## What to work on
Your copy of the material below should match it exactly, except that it holds no pictures.

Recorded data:
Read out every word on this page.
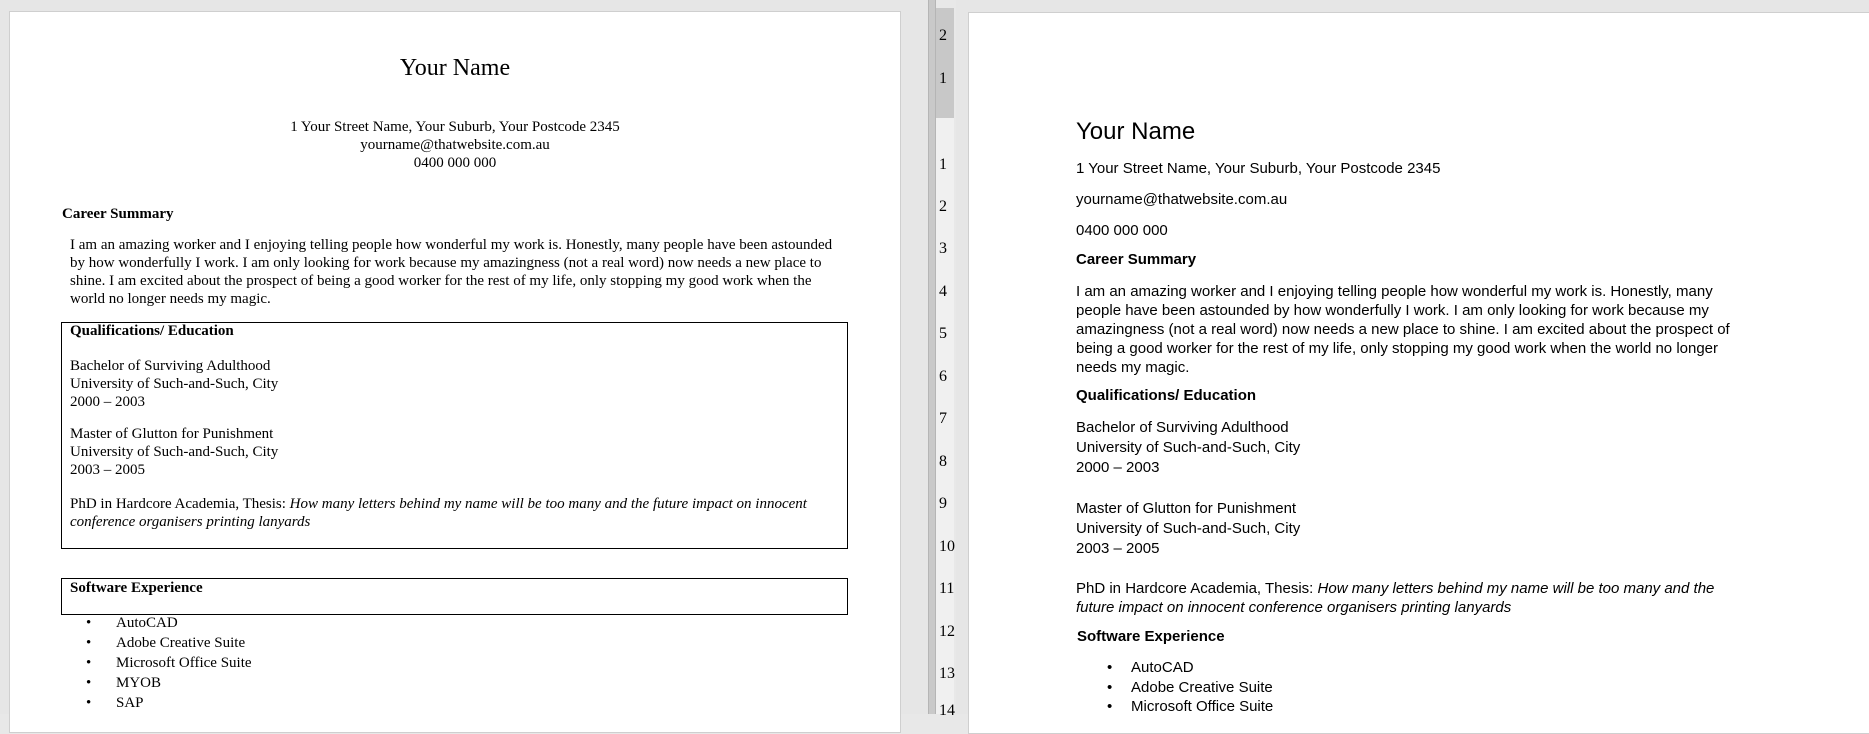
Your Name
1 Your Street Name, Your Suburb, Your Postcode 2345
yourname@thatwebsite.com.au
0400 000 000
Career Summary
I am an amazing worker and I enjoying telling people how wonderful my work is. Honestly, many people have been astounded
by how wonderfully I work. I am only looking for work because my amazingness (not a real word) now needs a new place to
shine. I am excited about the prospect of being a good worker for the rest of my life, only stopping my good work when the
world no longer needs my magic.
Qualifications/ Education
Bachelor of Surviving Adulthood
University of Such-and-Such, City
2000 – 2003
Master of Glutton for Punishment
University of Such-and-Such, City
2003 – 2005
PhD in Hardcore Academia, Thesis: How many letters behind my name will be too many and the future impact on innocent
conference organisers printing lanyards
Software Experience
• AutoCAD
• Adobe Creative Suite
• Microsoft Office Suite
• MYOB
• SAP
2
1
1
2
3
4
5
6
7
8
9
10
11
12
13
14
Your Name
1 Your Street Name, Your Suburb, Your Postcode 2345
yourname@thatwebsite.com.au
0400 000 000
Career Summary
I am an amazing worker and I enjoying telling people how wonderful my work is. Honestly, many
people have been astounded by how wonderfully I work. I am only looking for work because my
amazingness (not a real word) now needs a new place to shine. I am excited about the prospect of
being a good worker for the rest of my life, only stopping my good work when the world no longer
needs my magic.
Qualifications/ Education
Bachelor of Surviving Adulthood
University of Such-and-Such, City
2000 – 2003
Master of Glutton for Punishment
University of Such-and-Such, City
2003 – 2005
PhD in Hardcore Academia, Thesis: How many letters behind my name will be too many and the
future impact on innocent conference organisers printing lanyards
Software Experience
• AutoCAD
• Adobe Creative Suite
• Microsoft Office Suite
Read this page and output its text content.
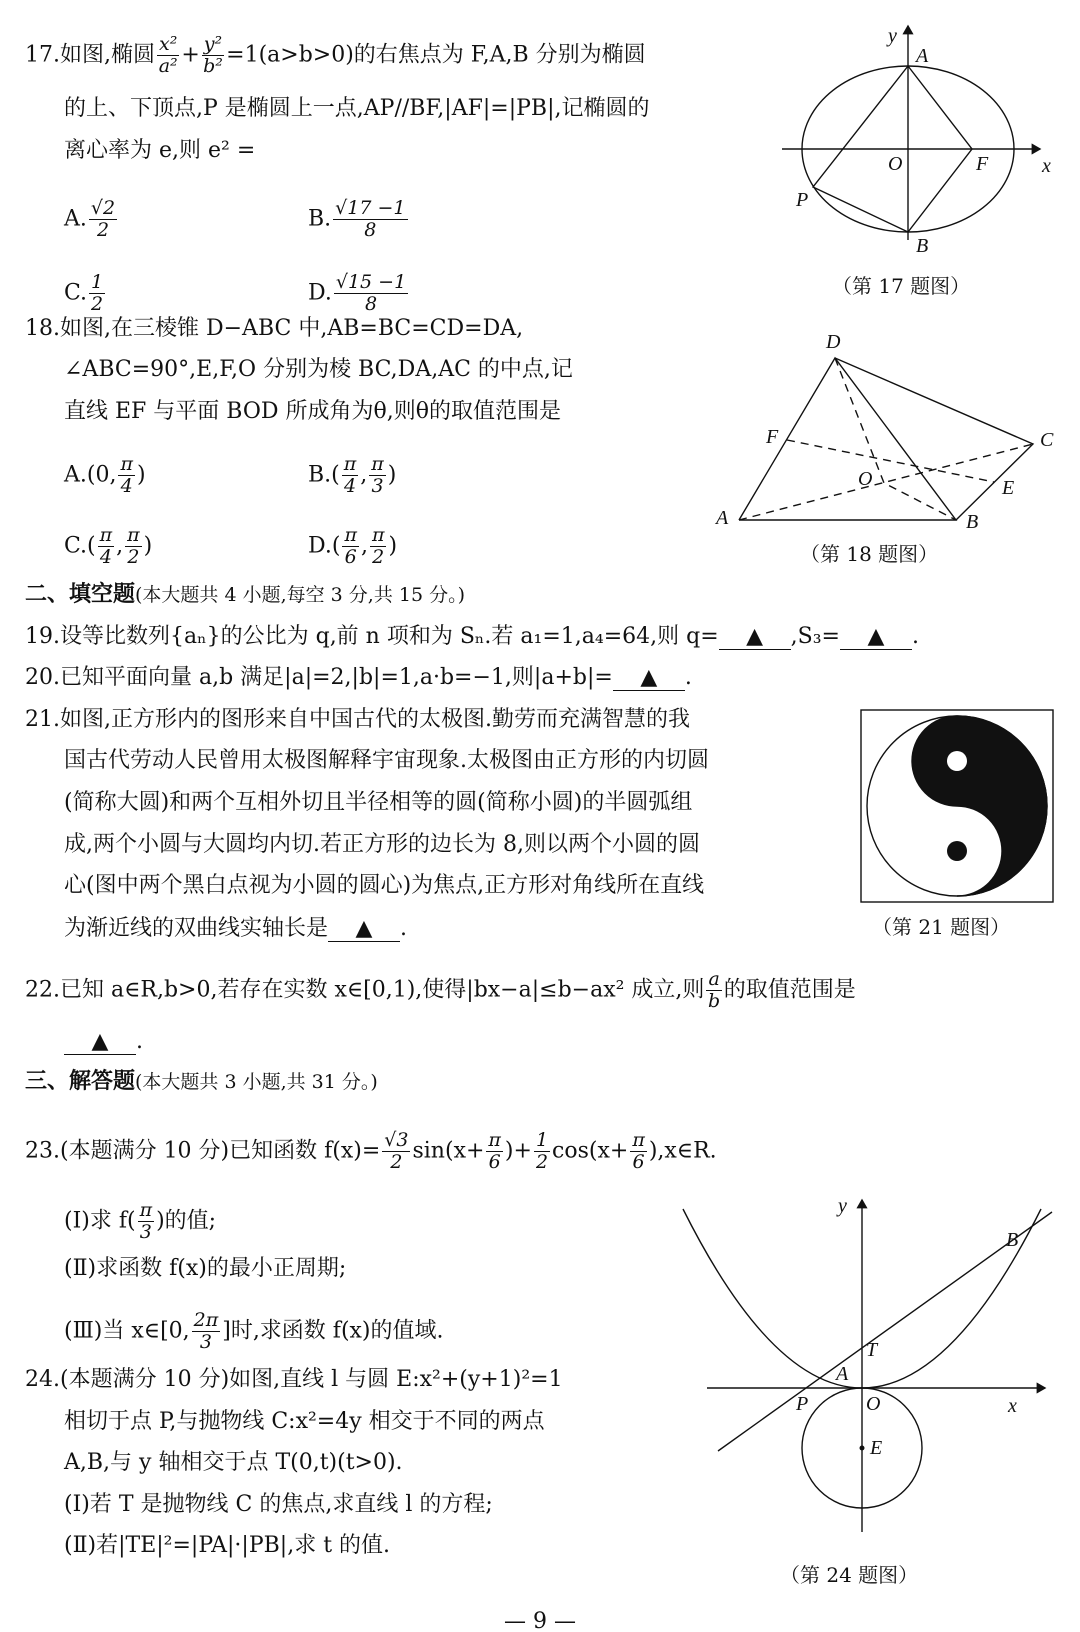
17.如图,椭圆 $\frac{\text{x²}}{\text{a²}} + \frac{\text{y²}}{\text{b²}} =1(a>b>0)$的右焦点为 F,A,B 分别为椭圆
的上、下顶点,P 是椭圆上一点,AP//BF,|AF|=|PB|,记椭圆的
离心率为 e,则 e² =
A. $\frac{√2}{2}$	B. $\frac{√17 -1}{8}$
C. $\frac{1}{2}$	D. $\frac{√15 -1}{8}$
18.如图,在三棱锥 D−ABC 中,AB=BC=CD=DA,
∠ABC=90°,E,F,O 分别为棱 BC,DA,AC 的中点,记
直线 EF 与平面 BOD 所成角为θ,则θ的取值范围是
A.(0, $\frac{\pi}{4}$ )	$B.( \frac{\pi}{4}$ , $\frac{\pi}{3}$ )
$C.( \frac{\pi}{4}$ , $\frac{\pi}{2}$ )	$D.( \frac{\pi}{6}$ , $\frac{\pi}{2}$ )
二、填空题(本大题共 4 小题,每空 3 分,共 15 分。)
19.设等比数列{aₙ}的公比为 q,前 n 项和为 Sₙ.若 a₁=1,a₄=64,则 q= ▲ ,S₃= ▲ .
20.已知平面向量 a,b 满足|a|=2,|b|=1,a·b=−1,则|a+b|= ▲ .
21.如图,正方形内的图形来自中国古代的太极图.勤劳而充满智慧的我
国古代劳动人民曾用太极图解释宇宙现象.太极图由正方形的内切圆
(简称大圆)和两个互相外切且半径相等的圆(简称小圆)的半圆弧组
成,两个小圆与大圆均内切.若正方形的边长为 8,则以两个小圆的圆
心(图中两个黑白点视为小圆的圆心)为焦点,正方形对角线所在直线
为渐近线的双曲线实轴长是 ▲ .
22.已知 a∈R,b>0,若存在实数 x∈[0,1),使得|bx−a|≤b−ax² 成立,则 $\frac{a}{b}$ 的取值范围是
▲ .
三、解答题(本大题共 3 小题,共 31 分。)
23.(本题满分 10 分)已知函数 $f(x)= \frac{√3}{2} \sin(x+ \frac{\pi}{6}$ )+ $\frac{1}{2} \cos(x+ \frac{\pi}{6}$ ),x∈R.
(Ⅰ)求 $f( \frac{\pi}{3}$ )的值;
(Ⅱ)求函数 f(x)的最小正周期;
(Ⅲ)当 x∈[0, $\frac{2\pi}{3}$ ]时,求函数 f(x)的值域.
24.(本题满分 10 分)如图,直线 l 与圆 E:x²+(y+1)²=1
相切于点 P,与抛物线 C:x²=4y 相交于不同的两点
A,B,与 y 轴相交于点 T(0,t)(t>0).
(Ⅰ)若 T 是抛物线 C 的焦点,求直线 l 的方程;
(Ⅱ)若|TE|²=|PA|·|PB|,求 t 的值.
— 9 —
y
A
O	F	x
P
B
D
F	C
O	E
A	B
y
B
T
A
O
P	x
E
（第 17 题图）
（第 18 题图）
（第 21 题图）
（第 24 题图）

## The result
Read out every word on this page.
Your Name
1 Your Street Name, Your Suburb, Your Postcode 2345
yourname@thatwebsite.com.au
0400 000 000
Career Summary
I am an amazing worker and I enjoying telling people how wonderful my work is. Honestly, many people have been astounded
by how wonderfully I work. I am only looking for work because my amazingness (not a real word) now needs a new place to
shine. I am excited about the prospect of being a good worker for the rest of my life, only stopping my good work when the
world no longer needs my magic.
Qualifications/ Education
Bachelor of Surviving Adulthood
University of Such-and-Such, City
2000 – 2003
Master of Glutton for Punishment
University of Such-and-Such, City
2003 – 2005
PhD in Hardcore Academia, Thesis: How many letters behind my name will be too many and the future impact on innocent
conference organisers printing lanyards
Software Experience
• AutoCAD
• Adobe Creative Suite
• Microsoft Office Suite
• MYOB
• SAP
2
1
1
2
3
4
5
6
7
8
9
10
11
12
13
14
Your Name
1 Your Street Name, Your Suburb, Your Postcode 2345
yourname@thatwebsite.com.au
0400 000 000
Career Summary
I am an amazing worker and I enjoying telling people how wonderful my work is. Honestly, many
people have been astounded by how wonderfully I work. I am only looking for work because my
amazingness (not a real word) now needs a new place to shine. I am excited about the prospect of
being a good worker for the rest of my life, only stopping my good work when the world no longer
needs my magic.
Qualifications/ Education
Bachelor of Surviving Adulthood
University of Such-and-Such, City
2000 – 2003
Master of Glutton for Punishment
University of Such-and-Such, City
2003 – 2005
PhD in Hardcore Academia, Thesis: How many letters behind my name will be too many and the
future impact on innocent conference organisers printing lanyards
Software Experience
• AutoCAD
• Adobe Creative Suite
• Microsoft Office Suite
Read this page and output its text content.
17.如图,椭圆 $\frac{\text{x²}}{\text{a²}} + \frac{\text{y²}}{\text{b²}} =1(a>b>0)$的右焦点为 F,A,B 分别为椭圆
的上、下顶点,P 是椭圆上一点,AP//BF,|AF|=|PB|,记椭圆的
离心率为 e,则 e² =
A. $\frac{√2}{2}$	B. $\frac{√17 -1}{8}$
C. $\frac{1}{2}$	D. $\frac{√15 -1}{8}$
18.如图,在三棱锥 D−ABC 中,AB=BC=CD=DA,
∠ABC=90°,E,F,O 分别为棱 BC,DA,AC 的中点,记
直线 EF 与平面 BOD 所成角为θ,则θ的取值范围是
A.(0, $\frac{\pi}{4}$ )	$B.( \frac{\pi}{4}$ , $\frac{\pi}{3}$ )
$C.( \frac{\pi}{4}$ , $\frac{\pi}{2}$ )	$D.( \frac{\pi}{6}$ , $\frac{\pi}{2}$ )
二、填空题(本大题共 4 小题,每空 3 分,共 15 分。)
19.设等比数列{aₙ}的公比为 q,前 n 项和为 Sₙ.若 a₁=1,a₄=64,则 q= ▲ ,S₃= ▲ .
20.已知平面向量 a,b 满足|a|=2,|b|=1,a·b=−1,则|a+b|= ▲ .
21.如图,正方形内的图形来自中国古代的太极图.勤劳而充满智慧的我
国古代劳动人民曾用太极图解释宇宙现象.太极图由正方形的内切圆
(简称大圆)和两个互相外切且半径相等的圆(简称小圆)的半圆弧组
成,两个小圆与大圆均内切.若正方形的边长为 8,则以两个小圆的圆
心(图中两个黑白点视为小圆的圆心)为焦点,正方形对角线所在直线
为渐近线的双曲线实轴长是 ▲ .
22.已知 a∈R,b>0,若存在实数 x∈[0,1),使得|bx−a|≤b−ax² 成立,则 $\frac{a}{b}$ 的取值范围是
▲ .
三、解答题(本大题共 3 小题,共 31 分。)
23.(本题满分 10 分)已知函数 $f(x)= \frac{√3}{2} \sin(x+ \frac{\pi}{6}$ )+ $\frac{1}{2} \cos(x+ \frac{\pi}{6}$ ),x∈R.
(Ⅰ)求 $f( \frac{\pi}{3}$ )的值;
(Ⅱ)求函数 f(x)的最小正周期;
(Ⅲ)当 x∈[0, $\frac{2\pi}{3}$ ]时,求函数 f(x)的值域.
24.(本题满分 10 分)如图,直线 l 与圆 E:x²+(y+1)²=1
相切于点 P,与抛物线 C:x²=4y 相交于不同的两点
A,B,与 y 轴相交于点 T(0,t)(t>0).
(Ⅰ)若 T 是抛物线 C 的焦点,求直线 l 的方程;
(Ⅱ)若|TE|²=|PA|·|PB|,求 t 的值.
— 9 —
y
A
O	F	x
P
B
D
F	C
O	E
A	B
y
B
T
A
O
P	x
E
（第 17 题图）
（第 18 题图）
（第 21 题图）
（第 24 题图）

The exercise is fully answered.